### [Instruction]
Where a line of the material contains the string "JSON", copy that line.

### [Stored rows]
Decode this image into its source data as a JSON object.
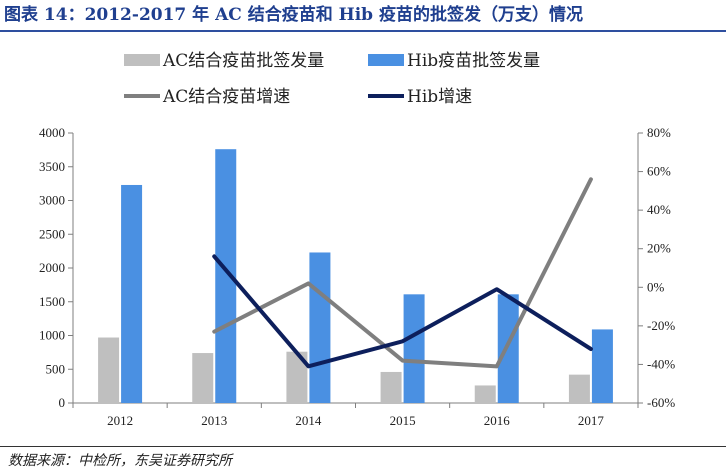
{
  "header": {
    "title": "图表 14：2012-2017 年 AC 结合疫苗和 Hib 疫苗的批签发（万支）情况"
  },
  "footer": {
    "source": "数据来源：中检所，东吴证券研究所"
  },
  "colors": {
    "ac_bar": "#bfbfbf",
    "hib_bar": "#4a90e2",
    "ac_line": "#7f7f7f",
    "hib_line": "#0d1f5c",
    "title": "#1f3f8f"
  },
  "chart_data": {
    "type": "bar",
    "categories": [
      "2012",
      "2013",
      "2014",
      "2015",
      "2016",
      "2017"
    ],
    "y_left": {
      "min": 0,
      "max": 4000,
      "step": 500,
      "ticks": [
        "0",
        "500",
        "1000",
        "1500",
        "2000",
        "2500",
        "3000",
        "3500",
        "4000"
      ]
    },
    "y_right": {
      "min": -60,
      "max": 80,
      "step": 20,
      "ticks": [
        "-60%",
        "-40%",
        "-20%",
        "0%",
        "20%",
        "40%",
        "60%",
        "80%"
      ]
    },
    "series": [
      {
        "name": "AC结合疫苗批签发量",
        "kind": "bar",
        "axis": "left",
        "values": [
          970,
          740,
          760,
          460,
          260,
          420
        ]
      },
      {
        "name": "Hib疫苗批签发量",
        "kind": "bar",
        "axis": "left",
        "values": [
          3230,
          3760,
          2230,
          1610,
          1610,
          1090
        ]
      },
      {
        "name": "AC结合疫苗增速",
        "kind": "line",
        "axis": "right",
        "values": [
          null,
          -23,
          2,
          -38,
          -41,
          56
        ]
      },
      {
        "name": "Hib增速",
        "kind": "line",
        "axis": "right",
        "values": [
          null,
          16,
          -41,
          -28,
          -1,
          -32
        ]
      }
    ],
    "legend_position": "top",
    "grid": false
  }
}
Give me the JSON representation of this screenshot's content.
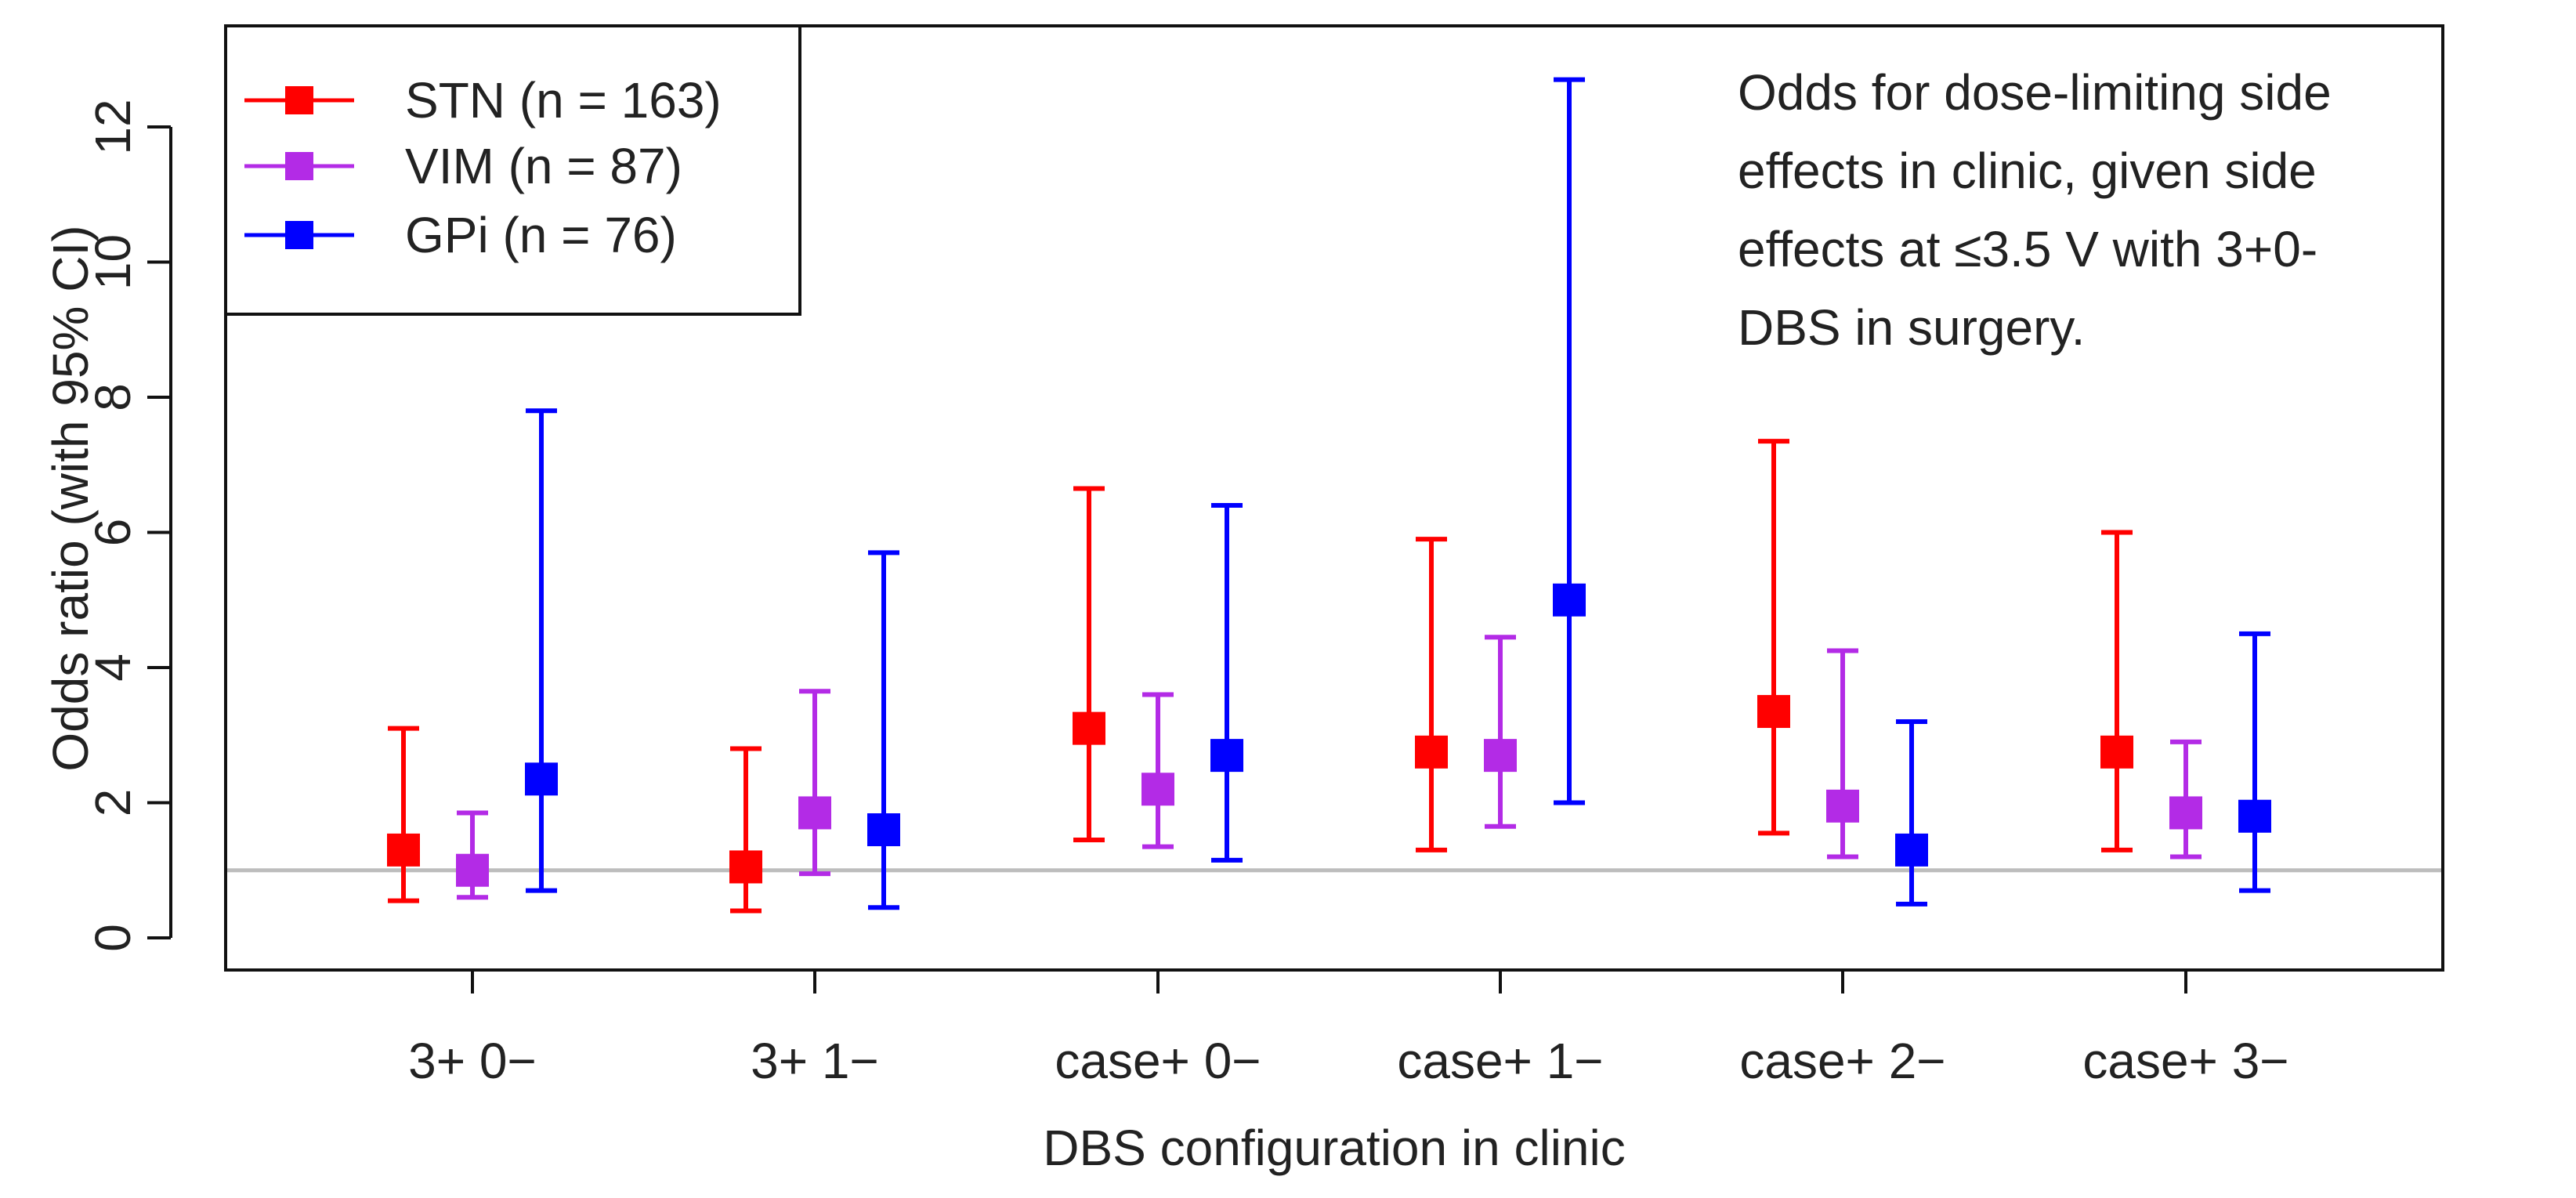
{
  "chart_data": {
    "type": "scatter",
    "title": "",
    "xlabel": "DBS configuration in clinic",
    "ylabel": "Odds  ratio (with 95% CI)",
    "categories": [
      "3+ 0−",
      "3+ 1−",
      "case+ 0−",
      "case+ 1−",
      "case+ 2−",
      "case+ 3−"
    ],
    "ylim": [
      -0.5,
      13.5
    ],
    "yticks": [
      0,
      2,
      4,
      6,
      8,
      10,
      12
    ],
    "reference_line": 1,
    "reference_color": "#bdbdbd",
    "annotation": [
      "Odds for dose-limiting side",
      "effects in clinic, given side",
      "effects at ≤3.5 V with 3+0-",
      "DBS in surgery."
    ],
    "legend_position": "top-left",
    "series": [
      {
        "name": "STN (n = 163)",
        "color": "#ff0000",
        "values": [
          1.3,
          1.05,
          3.1,
          2.75,
          3.35,
          2.75
        ],
        "lower": [
          0.55,
          0.4,
          1.45,
          1.3,
          1.55,
          1.3
        ],
        "upper": [
          3.1,
          2.8,
          6.65,
          5.9,
          7.35,
          6.0
        ]
      },
      {
        "name": "VIM (n = 87)",
        "color": "#b32be6",
        "values": [
          1.0,
          1.85,
          2.2,
          2.7,
          1.95,
          1.85
        ],
        "lower": [
          0.6,
          0.95,
          1.35,
          1.65,
          1.2,
          1.2
        ],
        "upper": [
          1.85,
          3.65,
          3.6,
          4.45,
          4.25,
          2.9
        ]
      },
      {
        "name": "GPi (n = 76)",
        "color": "#0000ff",
        "values": [
          2.35,
          1.6,
          2.7,
          5.0,
          1.3,
          1.8
        ],
        "lower": [
          0.7,
          0.45,
          1.15,
          2.0,
          0.5,
          0.7
        ],
        "upper": [
          7.8,
          5.7,
          6.4,
          12.7,
          3.2,
          4.5
        ]
      }
    ]
  }
}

### [Output for this task]
Decode this image into its source data as a JSON object.
Give me the JSON representation of this screenshot's content.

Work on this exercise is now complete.